Translate this sentence from the devlog below into Spanish: "These were compiled into a graphic novel in paperback and Kindle format, available from Amazon."

▶ _PASSAGE GIVEN_
────────────────────

Hello Friends


Hey everyone,

Itch reminded me to create a "devlog" and that's just fine because it's something I've been meaning to do. I don't think I can stress enough the amount of work smashed into an approximate 3-month production of my cheesy game, from learning the coding arrangement through tutorials to designing to finish. The care I invested into the craft of recreating places from my life, places from my books and comics and even the combination of the two.... It was incredible. 

I haven't given much attention to promotion because directly after completing the DN game, I took a little vacation to beat some video games, then got on completing the DN show, which captures the spillover / continuation ideas that were buzzing in my head after completing the DN feature length film prior to the DN game production. That felt good. I played a couple more games and watched some movies (I'm leaving out details of the basic mandatory parts of fathering and other real-world duties) and then I circled alllll the way back to wrapping the five-issue arc of the Decayed Network comic. These were compiled into a graphic novel in paperback and Kindle format, available from Amazon. Again, this was a ton of work. 

I've talked about how the passion to create something will grow from these cool ideas and then grow so big and come to life so vividly in my head that in the final stage of development and finetuning, it occupies my mind to an obsessive degree. It gets where I will run off to my work area to finetune, with the needed additions and adjustments queued in my head, and it's an exhausting mad rush to keep up with the overflowing ideas. 

The layout itself of the DN graphic novel was a pretty heavy chore, and even though I'm used to the process by now, for something you've invested so much passion into, you owe it to yourself to getting the final product as close to perfection as you can manage.

────────────────────

▶ _ENTRIES PROVIDED_
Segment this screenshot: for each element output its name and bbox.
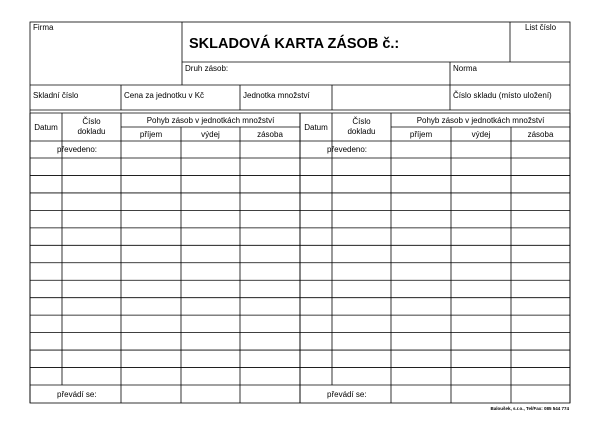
dokladu-header: dokladu: [347, 127, 376, 136]
vydej-header: výdej: [471, 130, 491, 139]
zasoba-header: zásoba: [257, 130, 283, 139]
zasoba-header: zásoba: [527, 130, 554, 139]
prevedeno-label: převedeno:: [57, 145, 98, 154]
datum-header: Datum: [34, 123, 58, 132]
ledger-table-left: [30, 113, 300, 403]
prijem-header: příjem: [139, 130, 163, 139]
cislo-header: Číslo: [352, 117, 371, 126]
card-title: SKLADOVÁ KARTA ZÁSOB č.:: [189, 36, 400, 52]
skladni-cislo-label: Skladní číslo: [33, 91, 79, 100]
dokladu-header: dokladu: [77, 127, 106, 136]
prevadi-se-label: převádí se:: [327, 390, 367, 399]
cena-label: Cena za jednotku v Kč: [124, 91, 205, 100]
prijem-header: příjem: [409, 130, 433, 139]
cislo-header: Číslo: [82, 117, 101, 126]
list-cislo-label: List číslo: [525, 23, 557, 32]
datum-header: Datum: [304, 123, 328, 132]
norma-label: Norma: [453, 64, 478, 73]
druh-zasob-label: Druh zásob:: [185, 64, 229, 73]
prevadi-se-label: převádí se:: [57, 390, 97, 399]
publisher-note: Baloušek, s.r.o., Tel/Fax: 085 544 774: [490, 406, 569, 411]
pohyb-header: Pohyb zásob v jednotkách množství: [416, 116, 545, 125]
pohyb-header: Pohyb zásob v jednotkách množství: [146, 116, 275, 125]
vydej-header: výdej: [201, 130, 220, 139]
cislo-skladu-label: Číslo skladu (místo uložení): [453, 91, 552, 100]
ledger-table-right: [300, 113, 570, 403]
prevedeno-label: převedeno:: [327, 145, 368, 154]
ledger-tables: [30, 113, 570, 403]
firma-label: Firma: [33, 23, 54, 32]
jednotka-label: Jednotka množství: [243, 91, 310, 100]
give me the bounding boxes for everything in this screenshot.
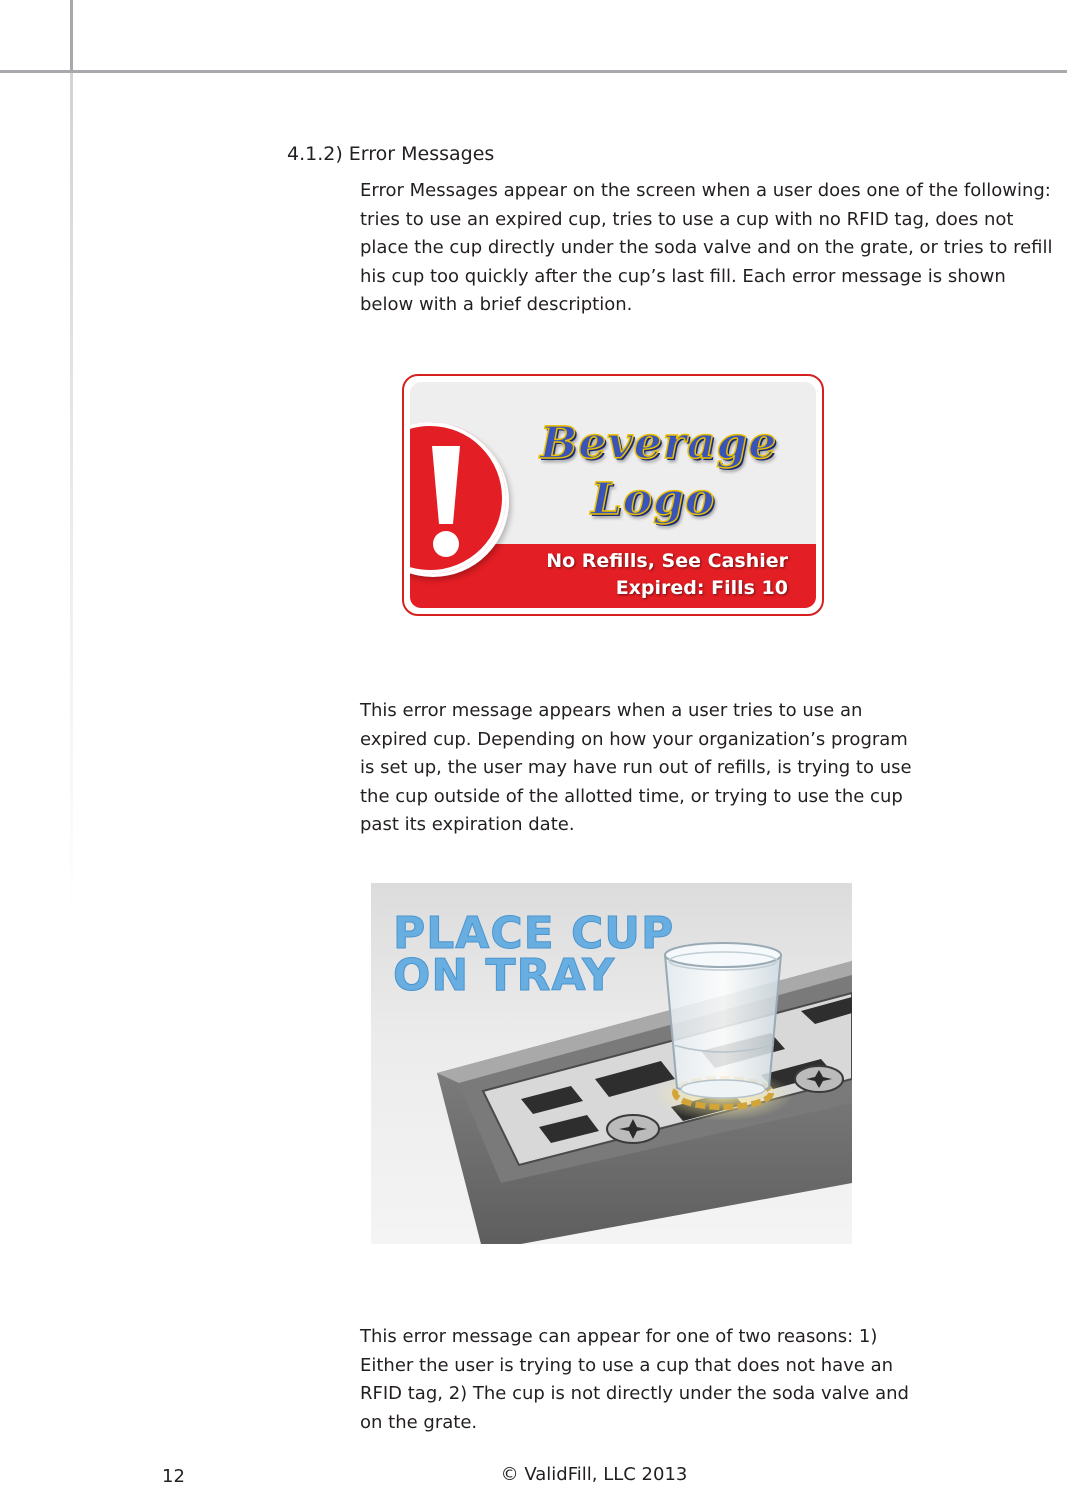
logo-line-1: Beverage xyxy=(540,418,778,469)
error-message-line-2: Expired: Fills 10 xyxy=(615,577,788,599)
crop-mark-vertical xyxy=(70,0,73,72)
error-screen-panel xyxy=(410,382,816,608)
place-cup-description: This error message can appear for one of two reasons: 1) Either the user is trying to use a cup that does not have an RFID tag, 2) The cup is not directly under the soda valve and on the grate. xyxy=(360,1326,909,1433)
expired-description: This error message appears when a user tries to use an expired cup. Depending on how your organization’s program is set up, the user may have run out of refills, is trying to use the cup outside of the allotted time, or trying to use the cup past its expiration date. xyxy=(360,700,912,835)
title-line-2: ON TRAY xyxy=(393,950,616,1001)
logo-line-2: Logo xyxy=(590,474,716,525)
place-cup-title xyxy=(393,908,675,1001)
error-screen-expired xyxy=(402,374,824,616)
place-cup-screen xyxy=(371,883,852,1244)
exclamation-icon xyxy=(428,442,464,562)
copyright-notice: © ValidFill, LLC 2013 xyxy=(500,1464,688,1485)
crop-mark-horizontal xyxy=(0,70,1067,73)
intro-paragraph: Error Messages appear on the screen when a user does one of the following: tries to use an expired cup, tries to use a cup with no RFID tag, does not place the cup directly under the soda valve and on the grate, or tries to refill his cup too quickly after the cup’s last fill. Each error message is shown below with a brief description. xyxy=(360,180,1053,315)
error-message-line-1: No Refills, See Cashier xyxy=(546,550,788,572)
section-heading: 4.1.2) Error Messages xyxy=(287,143,495,165)
title-line-1: PLACE CUP xyxy=(393,908,675,959)
margin-rule xyxy=(70,73,73,913)
beverage-logo xyxy=(540,416,778,528)
page-number: 12 xyxy=(162,1466,185,1487)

────────────────────

▶ _RESULT_
Estos se recopilaron en una novela gráfica en tapa blanda y en formato Kindle, disponible en Amazon.